— Start of Material supplied —

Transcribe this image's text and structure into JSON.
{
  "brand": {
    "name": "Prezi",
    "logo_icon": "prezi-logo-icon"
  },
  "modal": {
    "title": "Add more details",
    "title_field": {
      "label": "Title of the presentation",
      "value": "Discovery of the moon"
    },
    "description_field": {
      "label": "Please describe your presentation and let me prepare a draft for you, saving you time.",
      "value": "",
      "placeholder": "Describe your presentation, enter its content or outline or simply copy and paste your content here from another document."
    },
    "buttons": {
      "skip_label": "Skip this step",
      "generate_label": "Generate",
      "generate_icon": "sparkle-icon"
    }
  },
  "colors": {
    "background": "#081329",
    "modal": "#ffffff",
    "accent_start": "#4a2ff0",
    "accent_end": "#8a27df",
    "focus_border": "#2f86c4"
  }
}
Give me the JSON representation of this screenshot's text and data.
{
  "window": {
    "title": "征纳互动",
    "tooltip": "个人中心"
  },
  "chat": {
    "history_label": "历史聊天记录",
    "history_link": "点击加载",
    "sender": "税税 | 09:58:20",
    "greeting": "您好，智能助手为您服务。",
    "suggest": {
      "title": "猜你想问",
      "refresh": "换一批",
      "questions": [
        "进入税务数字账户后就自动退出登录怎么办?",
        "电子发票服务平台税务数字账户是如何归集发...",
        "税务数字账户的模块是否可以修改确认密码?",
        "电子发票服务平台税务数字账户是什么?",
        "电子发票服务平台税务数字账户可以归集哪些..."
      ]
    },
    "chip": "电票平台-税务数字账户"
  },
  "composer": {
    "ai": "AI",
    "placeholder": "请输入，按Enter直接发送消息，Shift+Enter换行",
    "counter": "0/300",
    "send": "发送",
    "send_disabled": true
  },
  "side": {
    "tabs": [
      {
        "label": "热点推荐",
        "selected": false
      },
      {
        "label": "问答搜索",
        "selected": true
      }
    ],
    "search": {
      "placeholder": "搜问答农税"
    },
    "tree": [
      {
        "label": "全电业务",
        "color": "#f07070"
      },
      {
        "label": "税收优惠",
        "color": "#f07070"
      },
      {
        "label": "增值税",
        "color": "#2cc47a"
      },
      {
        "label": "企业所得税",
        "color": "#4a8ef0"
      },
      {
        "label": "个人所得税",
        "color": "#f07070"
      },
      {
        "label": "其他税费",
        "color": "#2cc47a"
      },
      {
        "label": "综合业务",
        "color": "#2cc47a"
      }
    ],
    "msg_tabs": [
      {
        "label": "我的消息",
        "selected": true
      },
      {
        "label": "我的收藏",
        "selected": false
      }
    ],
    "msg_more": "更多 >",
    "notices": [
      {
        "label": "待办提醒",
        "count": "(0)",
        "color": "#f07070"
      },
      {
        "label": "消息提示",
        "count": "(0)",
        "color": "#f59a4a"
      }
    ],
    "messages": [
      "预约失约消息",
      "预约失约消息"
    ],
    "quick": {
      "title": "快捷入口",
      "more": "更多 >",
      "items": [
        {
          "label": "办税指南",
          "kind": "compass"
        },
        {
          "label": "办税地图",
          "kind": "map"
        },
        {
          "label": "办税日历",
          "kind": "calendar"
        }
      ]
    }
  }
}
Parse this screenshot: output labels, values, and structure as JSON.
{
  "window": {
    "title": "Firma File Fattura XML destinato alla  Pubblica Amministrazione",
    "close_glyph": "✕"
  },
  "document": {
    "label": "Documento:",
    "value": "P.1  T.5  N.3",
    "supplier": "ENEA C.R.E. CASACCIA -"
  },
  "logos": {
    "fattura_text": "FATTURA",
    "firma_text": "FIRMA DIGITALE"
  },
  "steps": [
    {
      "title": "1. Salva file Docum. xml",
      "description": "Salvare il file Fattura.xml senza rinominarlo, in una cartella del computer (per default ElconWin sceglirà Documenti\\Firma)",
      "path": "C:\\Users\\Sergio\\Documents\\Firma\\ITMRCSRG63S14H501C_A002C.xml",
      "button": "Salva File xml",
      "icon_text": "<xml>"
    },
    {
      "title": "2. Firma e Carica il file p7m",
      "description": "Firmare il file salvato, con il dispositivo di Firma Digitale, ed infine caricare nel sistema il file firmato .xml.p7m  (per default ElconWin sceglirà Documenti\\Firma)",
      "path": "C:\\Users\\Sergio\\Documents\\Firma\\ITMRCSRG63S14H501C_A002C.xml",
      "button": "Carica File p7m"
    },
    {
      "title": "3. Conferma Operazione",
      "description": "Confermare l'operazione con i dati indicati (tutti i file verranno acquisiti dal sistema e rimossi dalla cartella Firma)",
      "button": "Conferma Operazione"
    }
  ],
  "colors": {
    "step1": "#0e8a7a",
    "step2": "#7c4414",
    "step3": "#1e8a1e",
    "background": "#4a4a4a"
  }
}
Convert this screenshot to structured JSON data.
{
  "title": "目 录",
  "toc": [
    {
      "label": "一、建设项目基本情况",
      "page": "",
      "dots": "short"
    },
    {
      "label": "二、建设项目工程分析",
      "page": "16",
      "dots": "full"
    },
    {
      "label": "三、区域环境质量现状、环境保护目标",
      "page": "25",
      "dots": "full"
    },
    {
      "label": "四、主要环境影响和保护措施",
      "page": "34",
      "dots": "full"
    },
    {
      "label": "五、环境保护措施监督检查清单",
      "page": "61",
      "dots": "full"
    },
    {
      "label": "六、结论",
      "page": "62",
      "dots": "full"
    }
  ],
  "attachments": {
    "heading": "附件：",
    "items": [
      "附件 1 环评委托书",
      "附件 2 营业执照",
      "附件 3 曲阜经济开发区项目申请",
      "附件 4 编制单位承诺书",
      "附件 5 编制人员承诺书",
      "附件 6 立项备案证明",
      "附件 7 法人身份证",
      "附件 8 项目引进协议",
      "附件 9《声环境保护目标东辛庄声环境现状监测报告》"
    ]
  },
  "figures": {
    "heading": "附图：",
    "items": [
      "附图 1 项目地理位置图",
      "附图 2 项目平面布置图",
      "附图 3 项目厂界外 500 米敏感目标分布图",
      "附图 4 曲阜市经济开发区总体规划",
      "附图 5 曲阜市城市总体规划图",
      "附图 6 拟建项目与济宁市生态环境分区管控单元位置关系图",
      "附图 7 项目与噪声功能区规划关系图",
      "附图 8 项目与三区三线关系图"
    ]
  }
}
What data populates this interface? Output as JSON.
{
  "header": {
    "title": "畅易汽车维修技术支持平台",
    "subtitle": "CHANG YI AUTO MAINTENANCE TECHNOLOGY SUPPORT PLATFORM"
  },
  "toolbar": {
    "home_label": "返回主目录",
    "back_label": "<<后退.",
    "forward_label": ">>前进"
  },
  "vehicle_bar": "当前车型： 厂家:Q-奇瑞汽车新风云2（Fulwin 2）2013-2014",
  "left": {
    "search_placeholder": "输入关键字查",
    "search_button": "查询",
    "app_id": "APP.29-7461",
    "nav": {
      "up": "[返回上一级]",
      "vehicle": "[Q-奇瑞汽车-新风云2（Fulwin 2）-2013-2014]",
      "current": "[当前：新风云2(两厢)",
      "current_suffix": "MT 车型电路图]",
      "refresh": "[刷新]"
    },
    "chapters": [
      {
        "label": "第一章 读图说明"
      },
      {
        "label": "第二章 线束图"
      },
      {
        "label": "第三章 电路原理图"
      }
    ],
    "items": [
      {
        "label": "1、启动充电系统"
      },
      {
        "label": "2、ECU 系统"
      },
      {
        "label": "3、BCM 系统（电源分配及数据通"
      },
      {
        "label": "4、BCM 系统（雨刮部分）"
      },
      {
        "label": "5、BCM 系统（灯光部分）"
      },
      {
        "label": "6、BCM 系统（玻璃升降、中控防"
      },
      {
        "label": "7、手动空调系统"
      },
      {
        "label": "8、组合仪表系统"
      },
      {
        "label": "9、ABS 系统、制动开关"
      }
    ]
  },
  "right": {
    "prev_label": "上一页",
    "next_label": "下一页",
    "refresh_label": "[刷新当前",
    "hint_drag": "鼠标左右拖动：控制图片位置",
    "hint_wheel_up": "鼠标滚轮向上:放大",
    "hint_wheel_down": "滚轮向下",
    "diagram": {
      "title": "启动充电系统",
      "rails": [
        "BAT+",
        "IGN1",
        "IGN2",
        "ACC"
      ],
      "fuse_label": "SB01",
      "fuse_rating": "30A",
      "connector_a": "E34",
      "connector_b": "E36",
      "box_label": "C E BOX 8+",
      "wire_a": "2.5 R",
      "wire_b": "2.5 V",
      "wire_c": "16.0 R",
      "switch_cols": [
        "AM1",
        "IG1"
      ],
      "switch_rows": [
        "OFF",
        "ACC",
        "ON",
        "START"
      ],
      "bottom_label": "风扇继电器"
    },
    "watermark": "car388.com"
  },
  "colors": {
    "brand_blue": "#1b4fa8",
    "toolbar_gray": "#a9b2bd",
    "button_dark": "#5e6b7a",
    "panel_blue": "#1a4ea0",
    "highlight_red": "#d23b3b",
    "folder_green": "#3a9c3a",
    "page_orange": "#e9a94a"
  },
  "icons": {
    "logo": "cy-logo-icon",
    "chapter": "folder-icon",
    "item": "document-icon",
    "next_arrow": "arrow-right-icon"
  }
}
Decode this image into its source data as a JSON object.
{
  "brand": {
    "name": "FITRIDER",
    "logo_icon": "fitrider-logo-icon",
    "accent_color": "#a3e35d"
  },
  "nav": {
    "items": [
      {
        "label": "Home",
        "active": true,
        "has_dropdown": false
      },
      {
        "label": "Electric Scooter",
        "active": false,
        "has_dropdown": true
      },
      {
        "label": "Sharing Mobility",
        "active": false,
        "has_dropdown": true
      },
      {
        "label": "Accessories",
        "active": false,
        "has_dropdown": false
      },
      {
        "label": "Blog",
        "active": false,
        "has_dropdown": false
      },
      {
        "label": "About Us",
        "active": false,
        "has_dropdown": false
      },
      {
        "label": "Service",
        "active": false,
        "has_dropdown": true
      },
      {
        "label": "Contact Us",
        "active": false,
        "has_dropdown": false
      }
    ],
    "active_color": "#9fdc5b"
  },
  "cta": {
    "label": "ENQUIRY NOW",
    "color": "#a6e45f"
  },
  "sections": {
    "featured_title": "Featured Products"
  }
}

— End of Material supplied —

■ **Goal of the exercise**
Quote, word for word, every line starting at the one that contains "Decode this image" and ending with the final line of the entries.

■ **Exercise solution**
Decode this image into its source data as a JSON object.
{
  "brand": {
    "name": "FITRIDER",
    "logo_icon": "fitrider-logo-icon",
    "accent_color": "#a3e35d"
  },
  "nav": {
    "items": [
      {
        "label": "Home",
        "active": true,
        "has_dropdown": false
      },
      {
        "label": "Electric Scooter",
        "active": false,
        "has_dropdown": true
      },
      {
        "label": "Sharing Mobility",
        "active": false,
        "has_dropdown": true
      },
      {
        "label": "Accessories",
        "active": false,
        "has_dropdown": false
      },
      {
        "label": "Blog",
        "active": false,
        "has_dropdown": false
      },
      {
        "label": "About Us",
        "active": false,
        "has_dropdown": false
      },
      {
        "label": "Service",
        "active": false,
        "has_dropdown": true
      },
      {
        "label": "Contact Us",
        "active": false,
        "has_dropdown": false
      }
    ],
    "active_color": "#9fdc5b"
  },
  "cta": {
    "label": "ENQUIRY NOW",
    "color": "#a6e45f"
  },
  "sections": {
    "featured_title": "Featured Products"
  }
}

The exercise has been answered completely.